— START —

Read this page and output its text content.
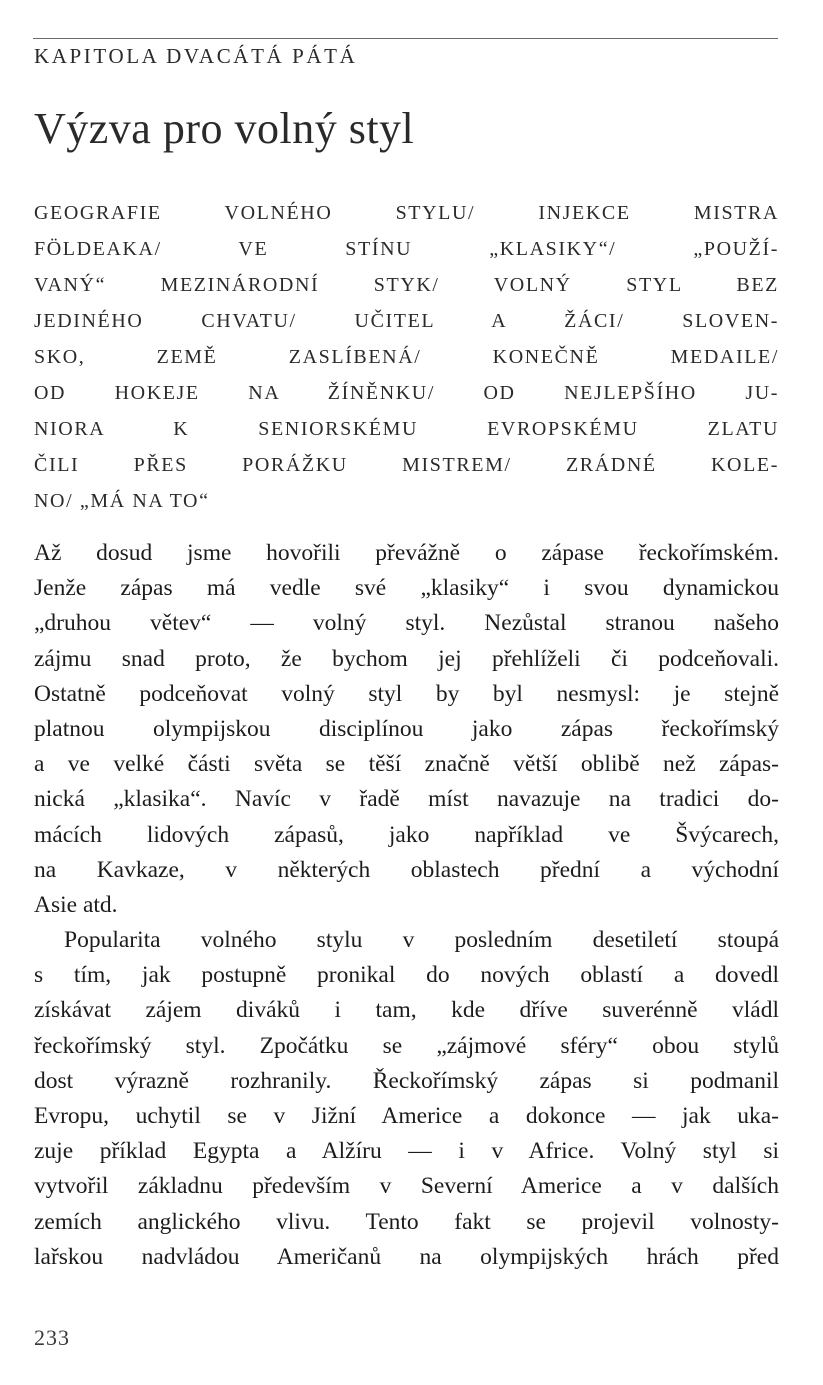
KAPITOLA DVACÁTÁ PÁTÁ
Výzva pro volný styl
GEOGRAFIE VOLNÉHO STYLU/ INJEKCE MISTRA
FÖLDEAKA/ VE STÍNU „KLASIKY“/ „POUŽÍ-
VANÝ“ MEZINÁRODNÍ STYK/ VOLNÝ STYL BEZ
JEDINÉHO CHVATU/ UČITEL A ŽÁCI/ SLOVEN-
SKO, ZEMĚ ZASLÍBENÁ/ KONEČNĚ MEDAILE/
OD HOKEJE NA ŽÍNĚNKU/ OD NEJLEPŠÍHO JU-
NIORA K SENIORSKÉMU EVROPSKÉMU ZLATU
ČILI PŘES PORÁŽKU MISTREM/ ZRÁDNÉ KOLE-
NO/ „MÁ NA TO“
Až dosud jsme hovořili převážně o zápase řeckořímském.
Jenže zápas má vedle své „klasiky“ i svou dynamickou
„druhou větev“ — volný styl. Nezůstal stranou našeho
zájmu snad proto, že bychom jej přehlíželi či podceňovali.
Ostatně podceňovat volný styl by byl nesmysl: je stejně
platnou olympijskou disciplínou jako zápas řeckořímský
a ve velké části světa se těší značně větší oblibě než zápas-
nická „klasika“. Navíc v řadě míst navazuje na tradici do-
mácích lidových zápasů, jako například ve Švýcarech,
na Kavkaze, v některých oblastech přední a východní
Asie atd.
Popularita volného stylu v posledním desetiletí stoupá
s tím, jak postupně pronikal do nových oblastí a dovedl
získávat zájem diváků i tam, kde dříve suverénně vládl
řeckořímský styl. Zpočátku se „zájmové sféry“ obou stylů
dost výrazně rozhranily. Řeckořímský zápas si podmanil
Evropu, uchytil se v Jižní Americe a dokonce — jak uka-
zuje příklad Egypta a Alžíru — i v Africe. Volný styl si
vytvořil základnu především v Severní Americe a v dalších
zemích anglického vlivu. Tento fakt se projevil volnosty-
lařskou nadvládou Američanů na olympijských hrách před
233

— END —

- Given problem -
Go through the entries above and copy every line containing "jako".

- Final result -
platnou olympijskou disciplínou jako zápas řeckořímský
mácích lidových zápasů, jako například ve Švýcarech,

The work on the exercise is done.